__Testo estratto__
Scarso rendimento dovuto alla malattia, illegittimo il licenziamento:
La Corte di appello di Milano, con la sentenza n. 903 del 2017, ha stabilito che è illegittimo il licenziamento per scarso rendimento dovuto alle ripetute assenze per malattia anche se non risulta superato il periodo di comporto.
E di licenziamento per scarso rendimento di cui alla sentenza 903/2017 della Corte di Appello di Milano ci parla anche l’articolo pubblicato oggi (18.9.2017) dal Sole 24 Ore (Firma: Aldo Monea; Titolo: “Scarso rendimento, non contano le malattie”) che vi proponiamo.
Ecco l’articolo.
Il recesso per scarso rendimento del lavoratore è illegittimo se il datore considera anche le assenze per malattia, nonostante esse non superino il periodo di comporto. Inoltre, le disposizioni sulle sanzioni in caso di illegittimità del licenziamento, previste dall’articolo 18 dello Statuto dei lavoratori (legge 300/1970), si applicano a tutte le ipotesi di recesso del datore che non siano disciplinate da specifiche norme. Lo ha deciso la Corte d’appello di Milano con la sentenza 903 del 18 aprile scorso (presidente e relatore Trogni).

__Elenco dei compiti__
1. Traduci in inglese questa frase del testo sul licenziamento per scarso rendimento: "Lo ha deciso la Corte d'appello di Milano con la sentenza 903 del 18 aprile scorso (presidente e relatore Trogni)."
2. Rispondi alle seguenti domande sul testo sul licenziamento per scarso rendimento.
(a) Quale quotidiano ha pubblicato l'articolo proposto, e in quale data?
(b) In quale giorno è stata emessa la sentenza 903?
(c) Con quale numero e anno di legge è indicato lo Statuto dei lavoratori?
3. Prosegui il testo sul licenziamento per scarso rendimento a partire dall'ultima frase riportata.
Il materiale non è necessario per svolgere i compiti.

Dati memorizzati
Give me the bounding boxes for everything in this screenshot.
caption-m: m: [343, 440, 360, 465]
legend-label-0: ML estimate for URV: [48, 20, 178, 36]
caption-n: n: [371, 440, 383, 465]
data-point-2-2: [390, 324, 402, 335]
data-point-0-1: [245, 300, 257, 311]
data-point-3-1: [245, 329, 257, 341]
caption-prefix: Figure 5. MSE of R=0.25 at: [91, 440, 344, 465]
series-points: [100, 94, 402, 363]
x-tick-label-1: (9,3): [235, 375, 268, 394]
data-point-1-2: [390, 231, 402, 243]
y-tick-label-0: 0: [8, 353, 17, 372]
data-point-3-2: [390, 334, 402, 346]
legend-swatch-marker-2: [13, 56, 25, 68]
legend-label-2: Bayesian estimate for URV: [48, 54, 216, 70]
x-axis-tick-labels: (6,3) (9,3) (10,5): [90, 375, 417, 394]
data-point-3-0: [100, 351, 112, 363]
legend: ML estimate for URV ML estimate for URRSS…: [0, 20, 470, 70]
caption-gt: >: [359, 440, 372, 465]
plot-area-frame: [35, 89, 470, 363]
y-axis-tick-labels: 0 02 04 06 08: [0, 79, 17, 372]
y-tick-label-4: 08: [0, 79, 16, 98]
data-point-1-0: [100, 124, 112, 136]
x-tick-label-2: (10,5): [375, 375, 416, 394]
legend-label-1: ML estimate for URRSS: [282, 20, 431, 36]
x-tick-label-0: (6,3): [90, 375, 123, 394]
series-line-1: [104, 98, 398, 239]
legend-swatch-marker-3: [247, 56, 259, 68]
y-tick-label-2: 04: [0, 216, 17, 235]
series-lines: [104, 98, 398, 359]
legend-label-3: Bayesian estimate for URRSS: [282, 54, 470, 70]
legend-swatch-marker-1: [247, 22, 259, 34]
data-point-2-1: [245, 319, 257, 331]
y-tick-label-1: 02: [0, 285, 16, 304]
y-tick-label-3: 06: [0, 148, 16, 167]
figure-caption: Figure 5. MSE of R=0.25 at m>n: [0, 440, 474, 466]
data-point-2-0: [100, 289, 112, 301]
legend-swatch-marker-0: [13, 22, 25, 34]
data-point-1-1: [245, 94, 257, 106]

__Risultati dell'esercizio__
1. This was decided by the Milan Court of Appeal in ruling 903 of last April 18 (presiding judge and rapporteur Trogni).

2.
(a) Il Sole 24 Ore, il 18.9.2017.
(b) Il 18 aprile.
(c) Legge 300/1970.

3.
La vicenda riguarda un lavoratore licenziato per scarso rendimento, in cui il datore di lavoro ha considerato, a quel fine, anche le assenze per malattia. Il caso, peraltro, si pone a conclusione di un lungo iter giudiziale e, in particolare, dopo un primo grado di giudizio, l’appello, una sentenza di Cassazione (16472 del 2015) che ha annullato il precedente giudizio e, appunto, la riassunzione presso la Corte d’appello.
Nella sentenza citata, la Suprema corte ha cassato la decisione di merito precedente, ponendo il principio secondo cui, in sede di valutazione del comportamento del lavoratore al fine del licenziamento di dipendenti (anche in aziende di pubblico servizio di trasporti) le assenze per malattia sono assoggettate a norme diverse da quelle tipiche del normale licenziamento per scarso rendimento. Infatti, lo scarso rendimento è caratterizzato da colpa del lavoratore, mentre le assenze dovute a malattia non lo sono. In tale ultima ipotesi, il recesso, invece, è giustificato, secondo le norme vigenti, solo quando si sia esaurito il periodo di comporto.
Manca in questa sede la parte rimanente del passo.